═══ Data provided

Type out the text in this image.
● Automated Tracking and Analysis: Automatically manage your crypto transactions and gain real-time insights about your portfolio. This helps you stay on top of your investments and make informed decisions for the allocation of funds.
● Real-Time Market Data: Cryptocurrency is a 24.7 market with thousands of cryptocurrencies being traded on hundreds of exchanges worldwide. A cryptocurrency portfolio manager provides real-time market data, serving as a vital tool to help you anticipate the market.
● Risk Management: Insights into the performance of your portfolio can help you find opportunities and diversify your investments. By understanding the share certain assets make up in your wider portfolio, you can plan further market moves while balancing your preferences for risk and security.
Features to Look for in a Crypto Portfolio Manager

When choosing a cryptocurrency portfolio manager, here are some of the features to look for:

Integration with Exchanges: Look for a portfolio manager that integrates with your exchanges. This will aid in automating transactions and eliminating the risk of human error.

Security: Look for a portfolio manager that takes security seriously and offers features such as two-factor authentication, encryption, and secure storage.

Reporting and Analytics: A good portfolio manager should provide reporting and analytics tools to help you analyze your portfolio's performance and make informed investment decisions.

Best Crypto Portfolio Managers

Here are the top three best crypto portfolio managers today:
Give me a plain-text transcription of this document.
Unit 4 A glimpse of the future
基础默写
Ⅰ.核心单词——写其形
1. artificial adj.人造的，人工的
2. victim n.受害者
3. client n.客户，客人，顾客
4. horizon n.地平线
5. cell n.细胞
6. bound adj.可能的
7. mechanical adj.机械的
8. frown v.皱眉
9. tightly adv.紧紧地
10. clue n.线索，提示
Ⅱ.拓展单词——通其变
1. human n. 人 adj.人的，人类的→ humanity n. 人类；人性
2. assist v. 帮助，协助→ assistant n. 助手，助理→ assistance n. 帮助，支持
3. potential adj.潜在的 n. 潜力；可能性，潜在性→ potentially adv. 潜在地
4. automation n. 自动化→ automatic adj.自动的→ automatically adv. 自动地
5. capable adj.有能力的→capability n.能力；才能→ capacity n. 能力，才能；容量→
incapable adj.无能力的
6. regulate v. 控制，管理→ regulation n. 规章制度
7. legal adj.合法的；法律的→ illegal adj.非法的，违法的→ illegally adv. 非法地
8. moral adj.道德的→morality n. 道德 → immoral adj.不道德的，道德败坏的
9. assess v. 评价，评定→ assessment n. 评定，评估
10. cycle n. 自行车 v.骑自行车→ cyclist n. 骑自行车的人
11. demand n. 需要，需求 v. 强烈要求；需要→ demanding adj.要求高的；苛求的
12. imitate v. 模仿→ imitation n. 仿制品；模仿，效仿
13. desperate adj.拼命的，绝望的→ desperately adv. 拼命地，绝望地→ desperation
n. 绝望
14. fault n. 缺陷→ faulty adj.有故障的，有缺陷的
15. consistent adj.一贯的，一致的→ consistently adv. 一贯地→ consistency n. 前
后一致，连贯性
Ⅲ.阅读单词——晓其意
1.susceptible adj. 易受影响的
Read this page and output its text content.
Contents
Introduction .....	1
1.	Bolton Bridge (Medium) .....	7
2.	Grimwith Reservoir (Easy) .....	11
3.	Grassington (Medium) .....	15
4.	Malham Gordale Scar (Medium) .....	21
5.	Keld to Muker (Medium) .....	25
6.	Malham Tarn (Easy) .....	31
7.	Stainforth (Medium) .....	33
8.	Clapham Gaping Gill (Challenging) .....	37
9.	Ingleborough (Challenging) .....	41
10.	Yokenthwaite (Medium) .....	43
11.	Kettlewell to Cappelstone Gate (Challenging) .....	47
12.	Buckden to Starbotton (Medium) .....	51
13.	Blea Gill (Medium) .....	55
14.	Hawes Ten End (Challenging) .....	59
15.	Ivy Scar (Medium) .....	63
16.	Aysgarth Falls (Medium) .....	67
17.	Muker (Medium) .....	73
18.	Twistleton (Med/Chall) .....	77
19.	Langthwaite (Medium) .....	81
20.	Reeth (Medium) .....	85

══════

_Exercise_: Please output the entries above, every line exactly as it reads.

_The answer_:
Type out the text in this image.
● Automated Tracking and Analysis: Automatically manage your crypto transactions and gain real-time insights about your portfolio. This helps you stay on top of your investments and make informed decisions for the allocation of funds.
● Real-Time Market Data: Cryptocurrency is a 24.7 market with thousands of cryptocurrencies being traded on hundreds of exchanges worldwide. A cryptocurrency portfolio manager provides real-time market data, serving as a vital tool to help you anticipate the market.
● Risk Management: Insights into the performance of your portfolio can help you find opportunities and diversify your investments. By understanding the share certain assets make up in your wider portfolio, you can plan further market moves while balancing your preferences for risk and security.
Features to Look for in a Crypto Portfolio Manager

When choosing a cryptocurrency portfolio manager, here are some of the features to look for:

Integration with Exchanges: Look for a portfolio manager that integrates with your exchanges. This will aid in automating transactions and eliminating the risk of human error.

Security: Look for a portfolio manager that takes security seriously and offers features such as two-factor authentication, encryption, and secure storage.

Reporting and Analytics: A good portfolio manager should provide reporting and analytics tools to help you analyze your portfolio's performance and make informed investment decisions.

Best Crypto Portfolio Managers

Here are the top three best crypto portfolio managers today:
Give me a plain-text transcription of this document.
Unit 4 A glimpse of the future
基础默写
Ⅰ.核心单词——写其形
1. artificial adj.人造的，人工的
2. victim n.受害者
3. client n.客户，客人，顾客
4. horizon n.地平线
5. cell n.细胞
6. bound adj.可能的
7. mechanical adj.机械的
8. frown v.皱眉
9. tightly adv.紧紧地
10. clue n.线索，提示
Ⅱ.拓展单词——通其变
1. human n. 人 adj.人的，人类的→ humanity n. 人类；人性
2. assist v. 帮助，协助→ assistant n. 助手，助理→ assistance n. 帮助，支持
3. potential adj.潜在的 n. 潜力；可能性，潜在性→ potentially adv. 潜在地
4. automation n. 自动化→ automatic adj.自动的→ automatically adv. 自动地
5. capable adj.有能力的→capability n.能力；才能→ capacity n. 能力，才能；容量→
incapable adj.无能力的
6. regulate v. 控制，管理→ regulation n. 规章制度
7. legal adj.合法的；法律的→ illegal adj.非法的，违法的→ illegally adv. 非法地
8. moral adj.道德的→morality n. 道德 → immoral adj.不道德的，道德败坏的
9. assess v. 评价，评定→ assessment n. 评定，评估
10. cycle n. 自行车 v.骑自行车→ cyclist n. 骑自行车的人
11. demand n. 需要，需求 v. 强烈要求；需要→ demanding adj.要求高的；苛求的
12. imitate v. 模仿→ imitation n. 仿制品；模仿，效仿
13. desperate adj.拼命的，绝望的→ desperately adv. 拼命地，绝望地→ desperation
n. 绝望
14. fault n. 缺陷→ faulty adj.有故障的，有缺陷的
15. consistent adj.一贯的，一致的→ consistently adv. 一贯地→ consistency n. 前
后一致，连贯性
Ⅲ.阅读单词——晓其意
1.susceptible adj. 易受影响的
Read this page and output its text content.
Contents
Introduction .....	1
1.	Bolton Bridge (Medium) .....	7
2.	Grimwith Reservoir (Easy) .....	11
3.	Grassington (Medium) .....	15
4.	Malham Gordale Scar (Medium) .....	21
5.	Keld to Muker (Medium) .....	25
6.	Malham Tarn (Easy) .....	31
7.	Stainforth (Medium) .....	33
8.	Clapham Gaping Gill (Challenging) .....	37
9.	Ingleborough (Challenging) .....	41
10.	Yokenthwaite (Medium) .....	43
11.	Kettlewell to Cappelstone Gate (Challenging) .....	47
12.	Buckden to Starbotton (Medium) .....	51
13.	Blea Gill (Medium) .....	55
14.	Hawes Ten End (Challenging) .....	59
15.	Ivy Scar (Medium) .....	63
16.	Aysgarth Falls (Medium) .....	67
17.	Muker (Medium) .....	73
18.	Twistleton (Med/Chall) .....	77
19.	Langthwaite (Medium) .....	81
20.	Reeth (Medium) .....	85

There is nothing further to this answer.